Exercise prompt:
Give back the records below exactly, every one, with no pictures.

Extracted data entries:
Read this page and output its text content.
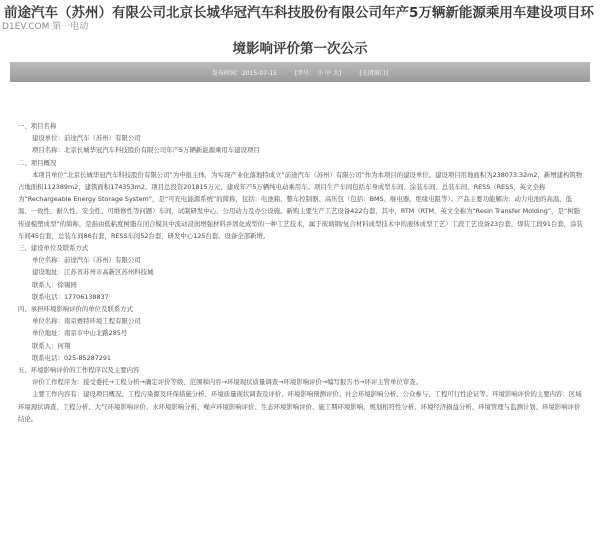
前途汽车（苏州）有限公司北京长城华冠汽车科技股份有限公司年产5万辆新能源乘用车建设项目环
境影响评价第一次公示
D1EV.COM 第一电动
发布时间：2015-07-15	[字号： 小 中 大]	[关闭窗口]

一、项目名称

建设单位：前途汽车（苏州）有限公司

项目名称：北京长城华冠汽车科技股份有限公司年产5万辆新能源乘用车建设项目

二、项目概况

本项目单位“北京长城华冠汽车科技股份有限公司”为申报主体，为实现产业化落地特成立“前途汽车（苏州）有限公司”作为本项目的建设单位。建设项目用地面积为238073.32m2，新增建构筑物占地面积112389m2，建筑面积174353m2。项目总投资201815万元，建成年产5万辆纯电动乘用车。项目生产车间包括车身成型车间、涂装车间、总装车间、RESS（RESS，英文全称为“Rechargeable Energy Storage System”，是“可充电能源系统”的简称，包括：电池箱、整车控制器、高压包（包括：BMS、继电器、绝缘电阻等）。产品主要功能解决：动力电池的高温、低温、一致性、耐久性、安全性、可维修性等问题）车间，试制研发中心、公用动力及办公设施。新购主要生产工艺设备422台套，其中，RTM（RTM，英文全称为“Resin Transfer Molding”，是“树脂传递模塑成型”的简称，是指由低粘度树脂在闭合模具中流动浸润增强材料并固化成型的一种工艺技术，属于玻璃钢/复合材料成型技术中的液体成型工艺）工段工艺设备23台套，焊装工段91台套，涂装车间45台套，总装车间86台套，RESS车间52台套，研发中心125台套。设备全部新增。

三、建设单位及联系方式

单位名称：前途汽车（苏州）有限公司

建设地址：江苏省苏州市高新区苏州科技城

联系人：徐锡园

联系电话：17706138837

四、承担环境影响评价的单位及联系方式

单位名称：南京赛特环境工程有限公司

单位地址：南京市中山北路285号

联系人：何翔

联系电话：025-85287291

五、环境影响评价的工作程序以及主要内容

评价工作程序为：接受委托→工程分析→确定评价等级、范围和内容→环境现状质量调查→环境影响评价→编写报告书→环评主管单位审查。

主要工作内容有：建设项目概况、工程污染源及环保措施分析、环境质量现状调查及评价、环境影响预测评价、社会环境影响分析、公众参与、工程可行性论证等。环境影响评价的主要内容：区域环境现状调查、工程分析、大气环境影响评价、水环境影响分析、噪声环境影响评价、生态环境影响评价、施工期环境影响、规划相符性分析、环境经济损益分析、环境管理与监测计划、环境影响评价结论。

Finished exercise:
Read this page and output its text content.
前途汽车（苏州）有限公司北京长城华冠汽车科技股份有限公司年产5万辆新能源乘用车建设项目环
境影响评价第一次公示
D1EV.COM 第一电动
发布时间：2015-07-15	[字号： 小 中 大]	[关闭窗口]

一、项目名称

建设单位：前途汽车（苏州）有限公司

项目名称：北京长城华冠汽车科技股份有限公司年产5万辆新能源乘用车建设项目

二、项目概况

本项目单位“北京长城华冠汽车科技股份有限公司”为申报主体，为实现产业化落地特成立“前途汽车（苏州）有限公司”作为本项目的建设单位。建设项目用地面积为238073.32m2，新增建构筑物占地面积112389m2，建筑面积174353m2。项目总投资201815万元，建成年产5万辆纯电动乘用车。项目生产车间包括车身成型车间、涂装车间、总装车间、RESS（RESS，英文全称为“Rechargeable Energy Storage System”，是“可充电能源系统”的简称，包括：电池箱、整车控制器、高压包（包括：BMS、继电器、绝缘电阻等）。产品主要功能解决：动力电池的高温、低温、一致性、耐久性、安全性、可维修性等问题）车间，试制研发中心、公用动力及办公设施。新购主要生产工艺设备422台套，其中，RTM（RTM，英文全称为“Resin Transfer Molding”，是“树脂传递模塑成型”的简称，是指由低粘度树脂在闭合模具中流动浸润增强材料并固化成型的一种工艺技术，属于玻璃钢/复合材料成型技术中的液体成型工艺）工段工艺设备23台套，焊装工段91台套，涂装车间45台套，总装车间86台套，RESS车间52台套，研发中心125台套。设备全部新增。

三、建设单位及联系方式

单位名称：前途汽车（苏州）有限公司

建设地址：江苏省苏州市高新区苏州科技城

联系人：徐锡园

联系电话：17706138837

四、承担环境影响评价的单位及联系方式

单位名称：南京赛特环境工程有限公司

单位地址：南京市中山北路285号

联系人：何翔

联系电话：025-85287291

五、环境影响评价的工作程序以及主要内容

评价工作程序为：接受委托→工程分析→确定评价等级、范围和内容→环境现状质量调查→环境影响评价→编写报告书→环评主管单位审查。

主要工作内容有：建设项目概况、工程污染源及环保措施分析、环境质量现状调查及评价、环境影响预测评价、社会环境影响分析、公众参与、工程可行性论证等。环境影响评价的主要内容：区域环境现状调查、工程分析、大气环境影响评价、水环境影响分析、噪声环境影响评价、生态环境影响评价、施工期环境影响、规划相符性分析、环境经济损益分析、环境管理与监测计划、环境影响评价结论。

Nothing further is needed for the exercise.